[SET PROBLEM]
Restate the records that follow word for word; no pictures should appear.

[DATASET RECORDS start]

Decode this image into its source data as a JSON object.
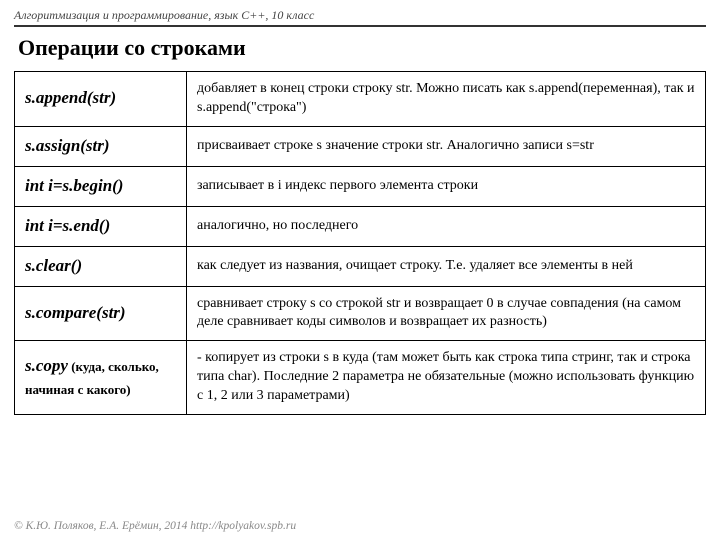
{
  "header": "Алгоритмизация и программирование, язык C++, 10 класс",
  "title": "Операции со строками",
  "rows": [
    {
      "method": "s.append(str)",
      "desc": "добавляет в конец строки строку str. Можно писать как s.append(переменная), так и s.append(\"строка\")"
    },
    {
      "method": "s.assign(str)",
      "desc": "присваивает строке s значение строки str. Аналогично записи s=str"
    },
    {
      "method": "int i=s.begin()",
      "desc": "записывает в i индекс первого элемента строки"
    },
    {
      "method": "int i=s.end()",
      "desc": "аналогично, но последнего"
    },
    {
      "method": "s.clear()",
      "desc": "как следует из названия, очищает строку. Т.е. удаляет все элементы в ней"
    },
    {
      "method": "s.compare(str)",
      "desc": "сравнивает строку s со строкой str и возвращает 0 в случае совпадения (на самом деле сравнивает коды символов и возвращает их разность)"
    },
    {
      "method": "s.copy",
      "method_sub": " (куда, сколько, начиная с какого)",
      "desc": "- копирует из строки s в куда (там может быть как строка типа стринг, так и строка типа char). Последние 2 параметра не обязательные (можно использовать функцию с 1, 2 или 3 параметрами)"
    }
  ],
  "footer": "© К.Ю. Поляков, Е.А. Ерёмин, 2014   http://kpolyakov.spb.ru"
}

[DATASET RECORDS end]

[RESPONSE BELOW]
Decode this image into its source data as a JSON object.
{
  "header": "Алгоритмизация и программирование, язык C++, 10 класс",
  "title": "Операции со строками",
  "rows": [
    {
      "method": "s.append(str)",
      "desc": "добавляет в конец строки строку str. Можно писать как s.append(переменная), так и s.append(\"строка\")"
    },
    {
      "method": "s.assign(str)",
      "desc": "присваивает строке s значение строки str. Аналогично записи s=str"
    },
    {
      "method": "int i=s.begin()",
      "desc": "записывает в i индекс первого элемента строки"
    },
    {
      "method": "int i=s.end()",
      "desc": "аналогично, но последнего"
    },
    {
      "method": "s.clear()",
      "desc": "как следует из названия, очищает строку. Т.е. удаляет все элементы в ней"
    },
    {
      "method": "s.compare(str)",
      "desc": "сравнивает строку s со строкой str и возвращает 0 в случае совпадения (на самом деле сравнивает коды символов и возвращает их разность)"
    },
    {
      "method": "s.copy",
      "method_sub": " (куда, сколько, начиная с какого)",
      "desc": "- копирует из строки s в куда (там может быть как строка типа стринг, так и строка типа char). Последние 2 параметра не обязательные (можно использовать функцию с 1, 2 или 3 параметрами)"
    }
  ],
  "footer": "© К.Ю. Поляков, Е.А. Ерёмин, 2014   http://kpolyakov.spb.ru"
}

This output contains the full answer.